# Goal
Locate the word "deals" in the data below, then copy every line that holds it.

# Input material
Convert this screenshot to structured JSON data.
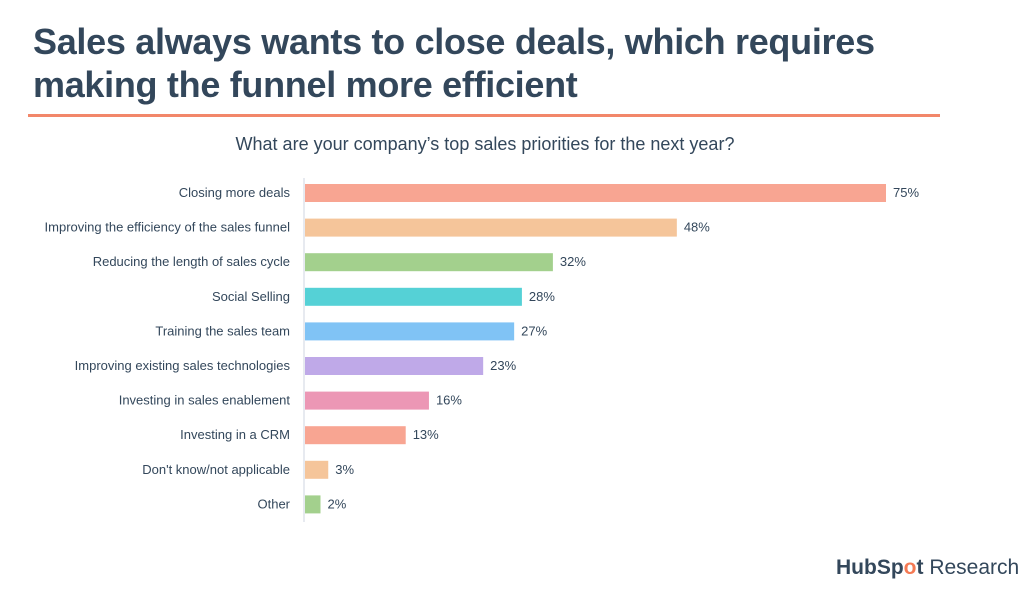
{
  "title_line1": "Sales always wants to close deals, which requires",
  "title_line2": "making the funnel more efficient",
  "logo": {
    "brand_pre": "HubSp",
    "brand_o": "o",
    "brand_post": "t",
    "suffix": "Research"
  },
  "chart_data": {
    "type": "bar",
    "orientation": "horizontal",
    "title": "What are your company’s top sales priorities for the next year?",
    "categories": [
      "Closing more deals",
      "Improving the efficiency of the sales funnel",
      "Reducing the length of sales cycle",
      "Social Selling",
      "Training the sales team",
      "Improving existing sales technologies",
      "Investing in sales enablement",
      "Investing in a CRM",
      "Don't know/not applicable",
      "Other"
    ],
    "values": [
      75,
      48,
      32,
      28,
      27,
      23,
      16,
      13,
      3,
      2
    ],
    "labels": [
      "75%",
      "48%",
      "32%",
      "28%",
      "27%",
      "23%",
      "16%",
      "13%",
      "3%",
      "2%"
    ],
    "colors": [
      "#f8a592",
      "#f5c59a",
      "#a3d08d",
      "#55d1d6",
      "#80c3f5",
      "#bfa9e8",
      "#ec97b5",
      "#f8a592",
      "#f5c59a",
      "#a3d08d"
    ],
    "xlim": [
      0,
      75
    ],
    "grid": false
  }
}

# Result of the task
  "title_line1": "Sales always wants to close deals, which requires",
      "Closing more deals",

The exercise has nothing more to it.